Scan the material that follows. Copy every line containing the word "волосся".

===== Data in this exercise

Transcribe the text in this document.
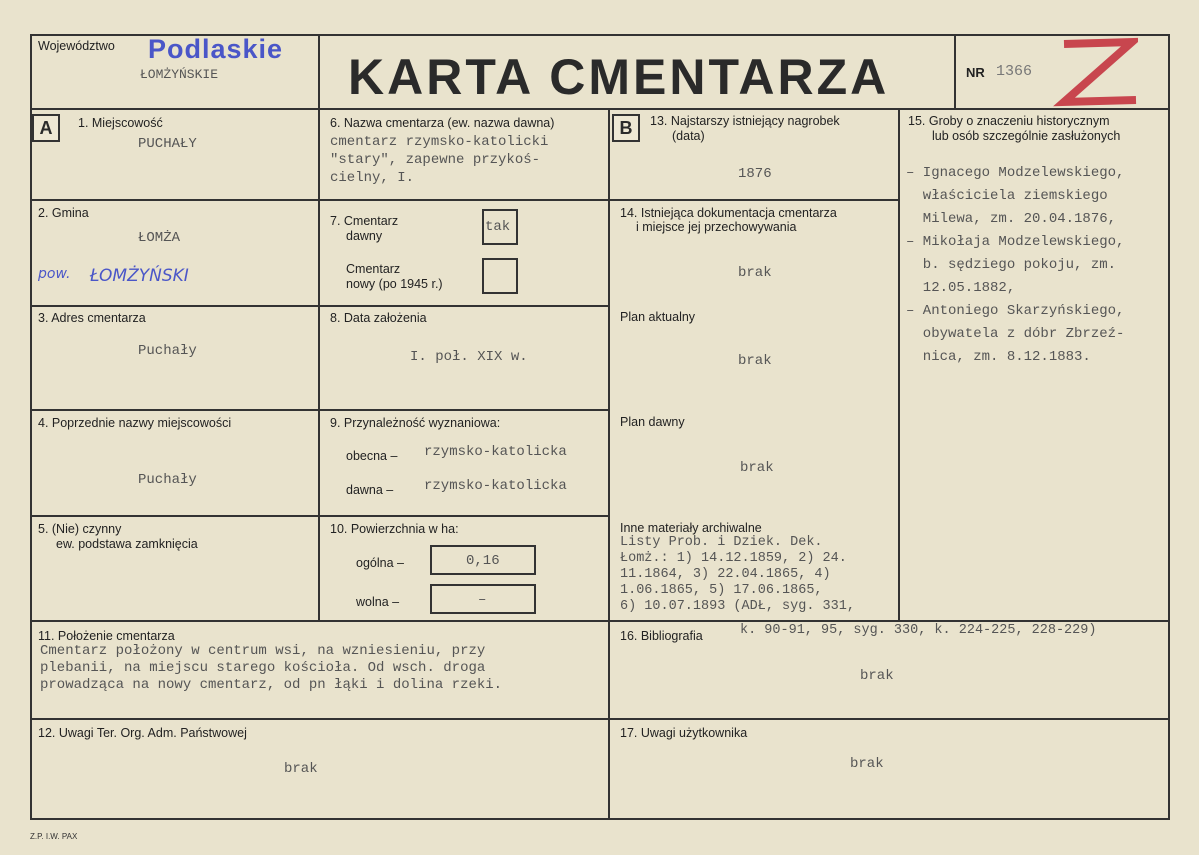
Województwo Podlaskie
ŁOMŻYŃSKIE	KARTA CMENTARZA	NR 1366
A	1. Miejscowość
PUCHAŁY
2. Gmina
ŁOMŻA
pow. ŁOMŻYŃSKI
3. Adres cmentarza
Puchały
4. Poprzednie nazwy miejscowości
Puchały
5. (Nie) czynny
ew. podstawa zamknięcia
6. Nazwa cmentarza (ew. nazwa dawna)
cmentarz rzymsko-katolicki
"stary", zapewne przykoś-
cielny, I.
7. Cmentarz
dawny
tak
Cmentarz
nowy (po 1945 r.)
8. Data założenia
I. poł. XIX w.
9. Przynależność wyznaniowa:
obecna – rzymsko-katolicka
dawna – rzymsko-katolicka
10. Powierzchnia w ha:
ogólna –	0,16
wolna –	–
B	13. Najstarszy istniejący nagrobek
(data)
1876
14. Istniejąca dokumentacja cmentarza
i miejsce jej przechowywania
brak
Plan aktualny
brak
Plan dawny
brak
Inne materiały archiwalne
Listy Prob. i Dziek. Dek.
Łomż.: 1) 14.12.1859, 2) 24.
11.1864, 3) 22.04.1865, 4)
1.06.1865, 5) 17.06.1865,
6) 10.07.1893 (ADŁ, syg. 331,
k. 90-91, 95, syg. 330, k. 224-225, 228-229)
15. Groby o znaczeniu historycznym
lub osób szczególnie zasłużonych
– Ignacego Modzelewskiego,
właściciela ziemskiego
Milewa, zm. 20.04.1876,
– Mikołaja Modzelewskiego,
b. sędziego pokoju, zm.
12.05.1882,
– Antoniego Skarzyńskiego,
obywatela z dóbr Zbrzeź-
nica, zm. 8.12.1883.
11. Położenie cmentarza
Cmentarz położony w centrum wsi, na wzniesieniu, przy
plebanii, na miejscu starego kościoła. Od wsch. droga
prowadząca na nowy cmentarz, od pn łąki i dolina rzeki.
16. Bibliografia
brak
12. Uwagi Ter. Org. Adm. Państwowej
brak
17. Uwagi użytkownika
brak
Z.P. I.W. PAX
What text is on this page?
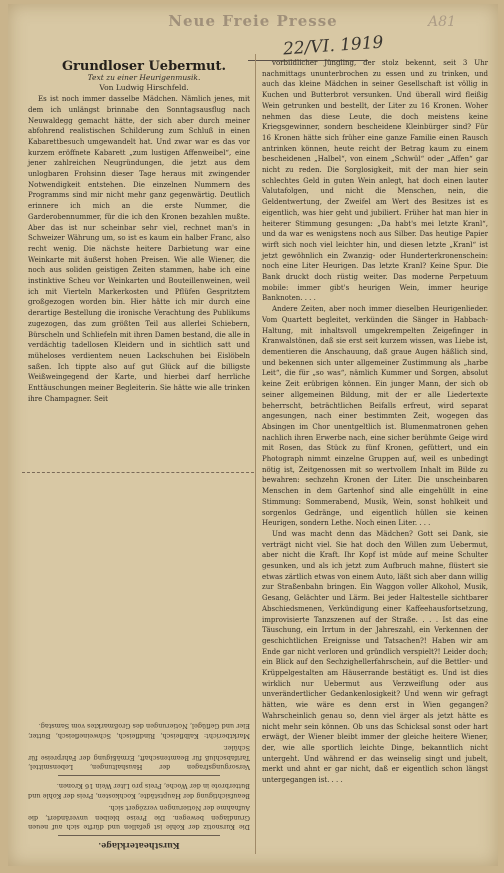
Neue Freie Presse	A81
22/VI. 1919

Grundloser Uebermut.

Text zu einer Heurigenmusik.

Von Ludwig Hirschfeld.

Es ist noch immer dasselbe Mädchen. Nämlich jenes, mit dem ich unlängst brinnabe den Sonntagsausflug nach Neuwaldegg gemacht hätte, der sich aber durch meiner abfohrend realistischen Schilderung zum Schluß in einen Kabarettbesuch umgewandelt hat. Und zwar war es das vor kurzem eröffnete Kabarett „zum lustigen Affenweibel“, eine jener zahlreichen Neugründungen, die jetzt aus dem unlogbaren Frohsinn dieser Tage heraus mit zwingender Notwendigkeit entstehen. Die einzelnen Nummern des Programms sind mir nicht mehr ganz gegenwärtig. Deutlich erinnere ich mich an die erste Nummer, die Garderobennummer, für die ich den Kronen bezahlen mußte. Aber das ist nur scheinbar sehr viel, rechnet man's in Schweizer Währung um, so ist es kaum ein halber Franc, also recht wenig. Die nächste heitere Darbietung war eine Weinkarte mit äußerst hohen Preisen. Wie alle Wiener, die noch aus soliden geistigen Zeiten stammen, habe ich eine instinktive Scheu vor Weinkarten und Bouteillenweinen, weil ich mit Vierteln Markerkosten und Pflüfen Gespritztem großgezogen worden bin. Hier hätte ich mir durch eine derartige Bestellung die ironische Verachtung des Publikums zugezogen, das zum größten Teil aus allerlei Schiebern, Bürscheln und Schliefeln mit ihren Damen bestand, die alle in verdächtig tadellosen Kleidern und in sichtlich satt und müheloses verdientem neuen Lackschuhen bei Eislöbeln saßen. Ich tippte also auf gut Glück auf die billigste Weißweingegend der Karte, und hierbei darf herrliche Enttäuschungen meiner Begleiterin. Sie hätte wie alle trinken ihre Champagner. Seit

vorbildlicher Jüngling, der stolz bekennt, seit 3 Uhr nachmittags ununterbrochen zu essen und zu trinken, und auch das kleine Mädchen in seiner Gesellschaft ist völlig in Kuchen und Butterbrot versunken. Und überall wird fleißig Wein getrunken und bestellt, der Liter zu 16 Kronen. Woher nehmen das diese Leute, die doch meistens keine Kriegsgewinner, sondern bescheidene Kleinbürger sind? Für 16 Kronen hätte sich früher eine ganze Familie einen Rausch antrinken können, heute reicht der Betrag kaum zu einem bescheidenen „Halbel“, von einem „Schwül“ oder „Affen“ gar nicht zu reden. Die Sorglosigkeit, mit der man hier sein schlechtes Geld in guten Wein anlegt, hat doch einen lauter Valutafolgen, und nicht die Menschen, nein, die Geldentwertung, der Zweifel am Wert des Besitzes ist es eigentlich, was hier geht und jubiliert. Früher hat man hier in heiterer Stimmung gesungen: „Da habt's mei letzte Kranl“, und da war es wenigstens noch aus Silber. Das heutige Papier wirft sich noch viel leichter hin, und diesen letzte „Kranl“ ist jetzt gewöhnlich ein Zwanzig- oder Hunderterkronenschein: noch eine Liter Heurigen. Das letzte Kranl? Keine Spur. Die Bank druckt doch rüstig weiter. Das moderne Perpetuum mobile: immer gibt's heurigen Wein, immer heurige Banknoten. . . .

Andere Zeiten, aber noch immer dieselben Heurigenlieder. Vom Quartett begleitet, verkünden die Sänger in Habbach-Haltung, mit inhaltsvoll umgekrempelten Zeigefinger in Kranwalstönen, daß sie erst seit kurzem wissen, was Liebe ist, dementieren die Anschauung, daß graue Augen häßlich sind, und bekennen sich unter allgemeiner Zustimmung als „harbe Leit“, die für „so was“, nämlich Kummer und Sorgen, absolut keine Zeit erübrigen können. Ein junger Mann, der sich ob seiner allgemeinen Bildung, mit der er alle Liedertexte beherrscht, beträchtlichen Beifalls erfreut, wird separat angesungen, nach einer bestimmten Zeit, wogegen das Absingen im Chor unentgeltlich ist. Blumenmatronen gehen nachlich ihren Erwerbe nach, eine sicher berühmte Geige wird mit Rosen, das Stück zu fünf Kronen, gefüttert, und ein Photograph nimmt einzelne Gruppen auf, weil es unbedingt nötig ist, Zeitgenossen mit so wertvollem Inhalt im Bilde zu bewahren: sechzehn Kronen der Liter. Die unscheinbaren Menschen in dem Gartenhof sind alle eingehüllt in eine Stimmung: Sommerabend, Musik, Wein, sonst hohlkeit und sorgenlos Gedränge, und eigentlich hüllen sie keinen Heurigen, sondern Lethe. Noch einen Liter. . . .

Und was macht denn das Mädchen? Gott sei Dank, sie verträgt nicht viel. Sie hat doch den Willen zum Uebermut, aber nicht die Kraft. Ihr Kopf ist müde auf meine Schulter gesunken, und als ich jetzt zum Aufbruch mahne, flüstert sie etwas zärtlich etwas von einem Auto, läßt sich aber dann willig zur Straßenbahn bringen. Ein Waggon voller Alkohol, Musik, Gesang, Gelächter und Lärm. Bei jeder Haltestelle sichtbarer Abschiedsmenen, Verkündigung einer Kaffeehausfortsetzung, improvisierte Tanzszenen auf der Straße. . . . Ist das eine Täuschung, ein Irrtum in der Jahreszahl, ein Verkennen der geschichtlichen Ereignisse und Tatsachen?! Haben wir am Ende gar nicht verloren und gründlich verspielt?! Leider doch; ein Blick auf den Sechzighellerfahrschein, auf die Bettler- und Krüppelgestalten am Häuserrande bestätigt es. Und ist dies wirklich nur Uebermut aus Verzweiflung oder aus unverändertlicher Gedankenlosigkeit? Und wenn wir gefragt hätten, wie wäre es denn erst in Wien gegangen? Wahrscheinlich genau so, denn viel ärger als jetzt hätte es nicht mehr sein können. Ob uns das Schicksal sonst oder hart erwägt, der Wiener bleibt immer der gleiche heitere Wiener, der, wie alle sportlich leichte Dinge, bekanntlich nicht untergeht. Und während er das weinselig singt und jubelt, merkt und ahnt er gar nicht, daß er eigentlich schon längst untergegangen ist. . . .

Kurstheaterklage.

Die Kursnotiz der Kohle ist gefallen und dürfte sich auf neuen Grundlagen bewegen. Die Preise bleiben unverändert, die Aufnahme der Notierungen verzögert sich.

Beaufsichtigung der Hauptstädte, Kochkosten, Preis der Kohle und Butterbrote in der Woche, Preis pro Liter Wein 16 Kronen.

Versorgungsfragen der Haushaltungen, Lebensmittel, Tarifabschluß für Beamtenschaft, Ermäßigung der Fahrpreise für Schüler.

Marktbericht: Kalbfleisch, Rindfleisch, Schweinefleisch, Butter, Eier und Geflügel, Notierungen des Großmarktes vom Samstag.
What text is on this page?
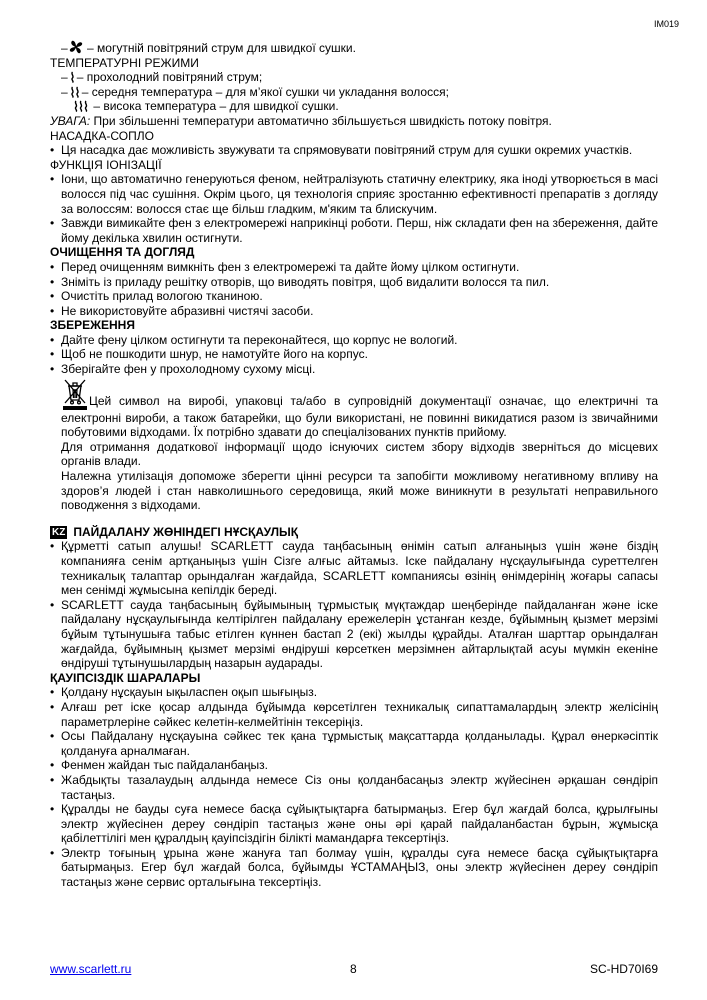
IM019

– – могутній повітряний струм для швидкої сушки.

ТЕМПЕРАТУРНІ РЕЖИМИ

– – прохолодний повітряний струм;

– – середня температура – для м’якої сушки чи укладання волосся;

– висока температура – для швидкої сушки.

УВАГА: При збільшенні температури автоматично збільшується швидкість потоку повітря.

НАСАДКА-СОПЛО

• Ця насадка дає можливість звужувати та спрямовувати повітряний струм для сушки окремих участків.

ФУНКЦІЯ ІОНІЗАЦІЇ

• Іони, що автоматично генеруються феном, нейтралізують статичну електрику, яка іноді утворюється в масі волосся під час сушіння. Окрім цього, ця технологія сприяє зростанню ефективності препаратів з догляду за волоссям: волосся стає ще більш гладким, м'яким та блискучим.
• Завжди вимикайте фен з електромережі наприкінці роботи. Перш, ніж складати фен на збереження, дайте йому декілька хвилин остигнути.

ОЧИЩЕННЯ ТА ДОГЛЯД

• Перед очищенням вимкніть фен з електромережі та дайте йому цілком остигнути.
• Зніміть із приладу решітку отворів, що виводять повітря, щоб видалити волосся та пил.
• Очистіть прилад вологою тканиною.
• Не використовуйте абразивні чистячі засоби.

ЗБЕРЕЖЕННЯ

• Дайте фену цілком остигнути та переконайтеся, що корпус не вологий.
• Щоб не пошкодити шнур, не намотуйте його на корпус.
• Зберігайте фен у прохолодному сухому місці.
Цей символ на виробі, упаковці та/або в супровідній документації означає, що електричні та електронні вироби, а також батарейки, що були використані, не повинні викидатися разом із звичайними побутовими відходами. Їх потрібно здавати до спеціалізованих пунктів прийому.

Для отримання додаткової інформації щодо існуючих систем збору відходів зверніться до місцевих органів влади.

Належна утилізація допоможе зберегти цінні ресурси та запобігти можливому негативному впливу на здоров’я людей і стан навколишнього середовища, який може виникнути в результаті неправильного поводження з відходами.

KZ ПАЙДАЛАНУ ЖӨНІНДЕГІ НҰСҚАУЛЫҚ

• Құрметті сатып алушы! SCARLETT сауда таңбасының өнімін сатып алғаныңыз үшін және біздің компанияға сенім артқаныңыз үшін Сізге алғыс айтамыз. Іске пайдалану нұсқаулығында суреттелген техникалық талаптар орындалған жағдайда, SCARLETT компаниясы өзінің өнімдерінің жоғары сапасы мен сенімді жұмысына кепілдік береді.
• SCARLETT сауда таңбасының бұйымының тұрмыстық мүқтаждар шеңберінде пайдаланған және іске пайдалану нұсқаулығында келтірілген пайдалану ережелерін ұстанған кезде, бұйымның қызмет мерзімі бұйым тұтынушыға табыс етілген күннен бастап 2 (екі) жылды құрайды. Аталған шарттар орындалған жағдайда, бұйымның қызмет мерзімі өндіруші көрсеткен мерзімнен айтарлықтай асуы мүмкін екеніне өндіруші тұтынушылардың назарын аударады.

ҚАУІПСІЗДІК ШАРАЛАРЫ

• Қолдану нұсқауын ықыласпен оқып шығыңыз.
• Алғаш рет іске қосар алдында бұйымда көрсетілген техникалық сипаттамалардың электр желісінің параметрлеріне сәйкес келетін-келмейтінін тексеріңіз.
• Осы Пайдалану нұсқауына сәйкес тек қана тұрмыстық мақсаттарда қолданылады. Құрал өнеркәсіптік қолдануға арналмаған.
• Фенмен жайдан тыс пайдаланбаңыз.
• Жабдықты тазалаудың алдында немесе Сіз оны қолданбасаңыз электр жүйесінен әрқашан сөндіріп тастаңыз.
• Құралды не бауды суға немесе басқа сұйықтықтарға батырмаңыз. Егер бұл жағдай болса, құрылғыны электр жүйесінен дереу сөндіріп тастаңыз және оны әрі қарай пайдаланбастан бұрын, жұмысқа қабілеттілігі мен құралдың қауіпсіздігін білікті мамандарға тексертіңіз.
• Электр тоғының ұрына және жануға тап болмау үшін, құралды суға немесе басқа сұйықтықтарға батырмаңыз. Егер бұл жағдай болса, бұйымды ҰСТАМАҢЫЗ, оны электр жүйесінен дереу сөндіріп тастаңыз және сервис орталығына тексертіңіз.
www.scarlett.ru	8	SC-HD70I69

==========

= Task result =
– – середня температура – для м’якої сушки чи укладання волосся;
• Іони, що автоматично генеруються феном, нейтралізують статичну електрику, яка іноді утворюється в масі волосся під час сушіння. Окрім цього, ця технологія сприяє зростанню ефективності препаратів з догляду за волоссям: волосся стає ще більш гладким, м'яким та блискучим.
• Зніміть із приладу решітку отворів, що виводять повітря, щоб видалити волосся та пил.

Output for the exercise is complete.